## WORK TO COMPLETE
**A)** Condense the paragraph of the travel diary entry below that begins "Not far now" into a short bulleted list, keeping its main facts.
**B)** According to the travel diary entry below, how far off the main road did Rustig turn out to be?
**C)** Translate this sentence from the travel diary entry below into Spanish: "They evidently step over the fences meant to keep them in and in the process damage them considerably."

## PASSAGE PROVIDED
-=-=-

I am not feeling too well, migraine threatening. Must be all the tension and hot weather. The road was long and hot and we are riding beside the Etosha Game Park fence, though we saw little game. When we reached Hobatere Lodge, we were not far from Kamanjab, and Rustig is not too far from there. It proved to be 19 km off the main road!! We came across a herd of giraffes standing on the roadside. They evidently step over the fences meant to keep them in and in the process damage them considerably. When they saw us coming, they stepped back again. Must be quite a road hazard at night if you are not on the alert.
Not far now, found a sign to Rustig, turned off and drove through the farm gate. Another few kilometers on we see the farm house up on the ridge. Beautiful situation, wonderful view. They keep giraffes, zebra, springbok and a few other game animals together with their main concern cattle and boer goats.

-=-=-

## DATA PROVIDED
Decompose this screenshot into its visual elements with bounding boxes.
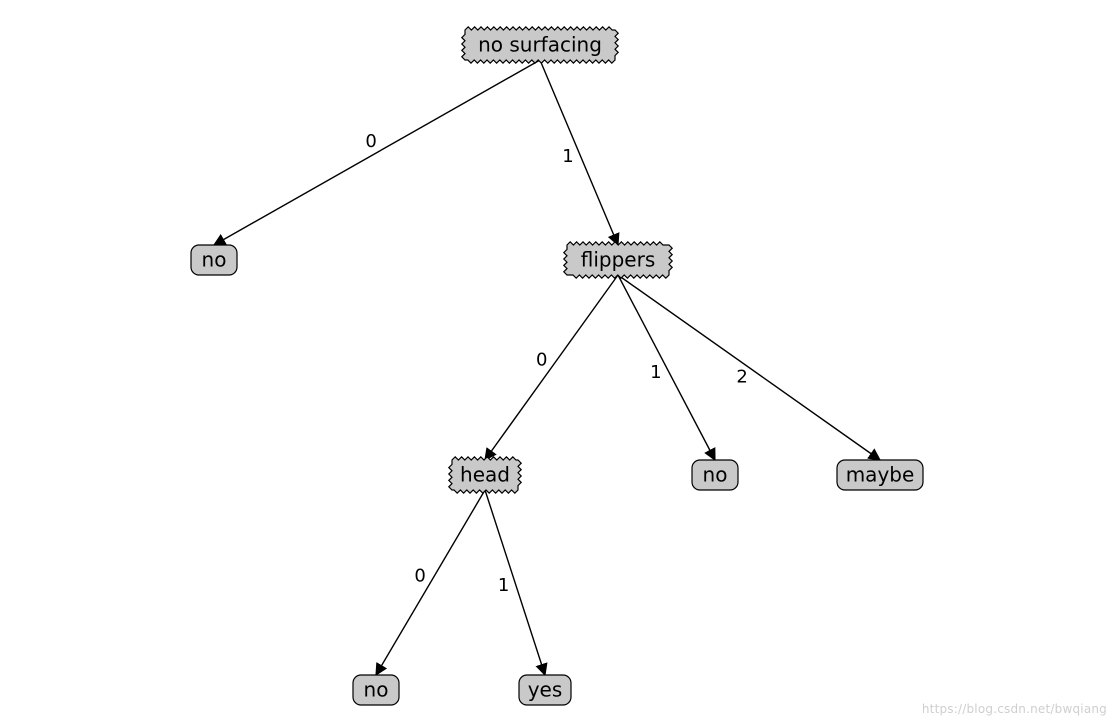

-=-=-

## TASK-BY-TASK OUTPUTS
**A)**
- Found a sign to Rustig, turned off, and drove through the farm gate.
- A few kilometers farther, the farmhouse came into view on the ridge, in a beautiful spot with a wonderful view.
- The farm keeps giraffes, zebra, springbok, and a few other game animals alongside its main concern, cattle and boer goats.

**B)** 19 km.

**C)** Evidentemente pasan por encima de las cercas destinadas a mantenerlas dentro y, al hacerlo, las dañan considerablemente.